EXTRAIT DU DOCUMENT:

────────────────────────────────────────

De quels confins de l’univers ont été projetés les météorites calcinés qui jonchent les jardins de la Fondation Maeght, à Saint-Paul de Vence ? Quel charbonnier immense et barbare y a déposé sa cargaison fuligineuse, soigneusement emmaillotée? Ces grands fagots de bois, « issus du feu », sont-ils les gardiens d’un édifice dont les toits courbés vers le ciel rappellent à Lee Bae les temples asiatiques ? Allusions au paquetage du moine itinérant – évocation du pèlerin contemplatif asiatique – ou au balot du migrant ? Ou bien ces sombres statues de cendre et de suie ligotées d’élastiques sont-elles l’expression de nos propres égarements dans la nuit humaine? Et ces bouleversantes installations baptisées « Paysages » en forme de stèles, de bûcher (des vanités ?), de champs de vestiges ou de quelque « chaussée de géants » sont-elles des invitations à prendre de la hauteur pour cheminer vers « plus de lumière » ?

────────────────────────────────────────

ÉNONCÉ 1:
Répondez brièvement à ces questions sur l'extrait sur Lee Bae :
(a) Dans quelle ville se trouvent les jardins de la Fondation Maeght ?
(b) Avec quoi les statues de cendre et de suie sont-elles ligotées ?
(c) Quel nom a été donné aux installations en forme de stèles ?
ÉNONCÉ 2: Reprenez l'extrait sur Lee Bae à partir de sa dernière phrase et poursuivez-le sur quelques phrases, dans le même ton.
Les lignes fournies n'ont aucun lien avec l'extrait sur Lee Bae.

DONNÉES FOURNIES:
────────────────────────────────────────

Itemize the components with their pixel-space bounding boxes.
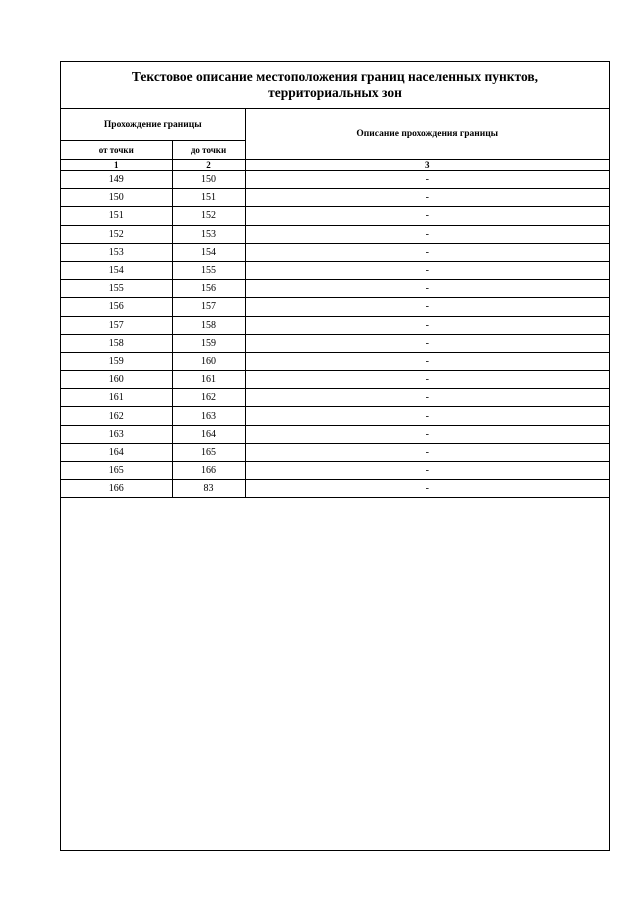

────────────────────────────────────────

BONNE RÉPONSE 1:
(a) À Saint-Paul de Vence.
(b) Avec des élastiques.
(c) « Paysages ».

BONNE RÉPONSE 2:
Dressées comme des menhirs ou adossées aux pins immenses, les sculptures de Lee Bae entrent en résonance avec un lieu chargé d’art et d’histoire. Bâti à la façon d’un monastère, souvenons-nous, suite au décès prématuré de son fils Bernard par le couple fondateur, il fut inauguré en 1964 par André Malraux non comme musée mais comme lieu « de l’esprit » ; l’apaisement et l’harmonie qui en émanent font profondément sens pour l’artiste. Ce qui lui importe, c’est la “dernière substance des objets” exprimée en “images vitales avec de la matière morte : le charbon”. Abstractions pures privilégiant la matière et la présence – l’“être là” de ses oeuvres -, de même que leurs qualités plastiques et esthétiques, leurs dimensions rituelle et symbolique. Métaphores, en somme, de notre fragilité : nous sommes et redeviendrons poussière, nous rappellent les dessins de kakis desséchés et la vidéo de la cérémonie propitiatoire coréenne « Brûler la maison de la lune » qui ouvrent l’exposition.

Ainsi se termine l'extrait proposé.